■ **Prompt**
Return the material exactly as supplied, apart from the pictures, which are omitted.

--- START ---

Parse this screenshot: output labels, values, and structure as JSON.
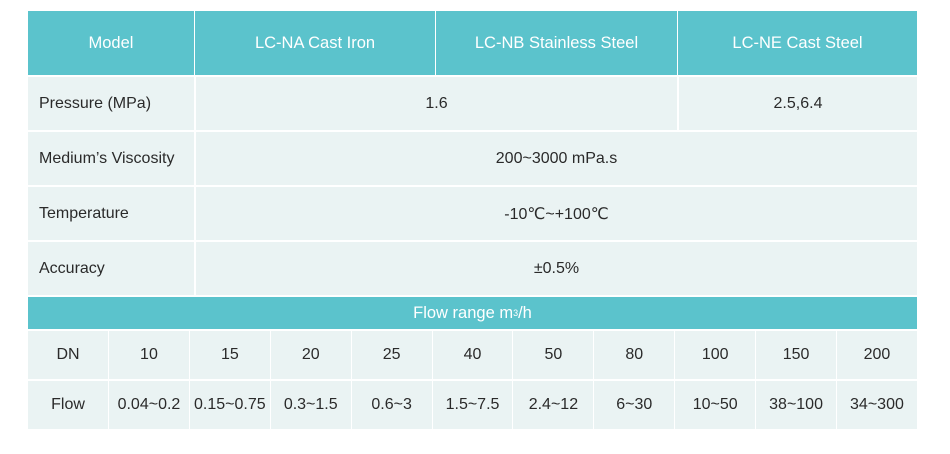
{
  "header": {
    "col0": "Model",
    "col1": "LC-NA Cast Iron",
    "col2": "LC-NB Stainless Steel",
    "col3": "LC-NE Cast Steel"
  },
  "rows": {
    "pressure": {
      "label": "Pressure (MPa)",
      "value_ab": "1.6",
      "value_c": "2.5,6.4"
    },
    "viscosity": {
      "label": "Medium’s Viscosity",
      "value": "200~3000 mPa.s"
    },
    "temperature": {
      "label": "Temperature",
      "value": "-10℃~+100℃"
    },
    "accuracy": {
      "label": "Accuracy",
      "value": "±0.5%"
    }
  },
  "flow_range": {
    "title_prefix": "Flow range m",
    "title_sup": "3",
    "title_suffix": "/h"
  },
  "dn_row": [
    "DN",
    "10",
    "15",
    "20",
    "25",
    "40",
    "50",
    "80",
    "100",
    "150",
    "200"
  ],
  "flow_row": [
    "Flow",
    "0.04~0.2",
    "0.15~0.75",
    "0.3~1.5",
    "0.6~3",
    "1.5~7.5",
    "2.4~12",
    "6~30",
    "10~50",
    "38~100",
    "34~300"
  ],
  "colors": {
    "header": "#5bc3cc",
    "row_bg": "#eaf3f3",
    "text": "#2a2a2a"
  }
}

--- END ---

■ **Final answer**
Parse this screenshot: output labels, values, and structure as JSON.
{
  "header": {
    "col0": "Model",
    "col1": "LC-NA Cast Iron",
    "col2": "LC-NB Stainless Steel",
    "col3": "LC-NE Cast Steel"
  },
  "rows": {
    "pressure": {
      "label": "Pressure (MPa)",
      "value_ab": "1.6",
      "value_c": "2.5,6.4"
    },
    "viscosity": {
      "label": "Medium’s Viscosity",
      "value": "200~3000 mPa.s"
    },
    "temperature": {
      "label": "Temperature",
      "value": "-10℃~+100℃"
    },
    "accuracy": {
      "label": "Accuracy",
      "value": "±0.5%"
    }
  },
  "flow_range": {
    "title_prefix": "Flow range m",
    "title_sup": "3",
    "title_suffix": "/h"
  },
  "dn_row": [
    "DN",
    "10",
    "15",
    "20",
    "25",
    "40",
    "50",
    "80",
    "100",
    "150",
    "200"
  ],
  "flow_row": [
    "Flow",
    "0.04~0.2",
    "0.15~0.75",
    "0.3~1.5",
    "0.6~3",
    "1.5~7.5",
    "2.4~12",
    "6~30",
    "10~50",
    "38~100",
    "34~300"
  ],
  "colors": {
    "header": "#5bc3cc",
    "row_bg": "#eaf3f3",
    "text": "#2a2a2a"
  }
}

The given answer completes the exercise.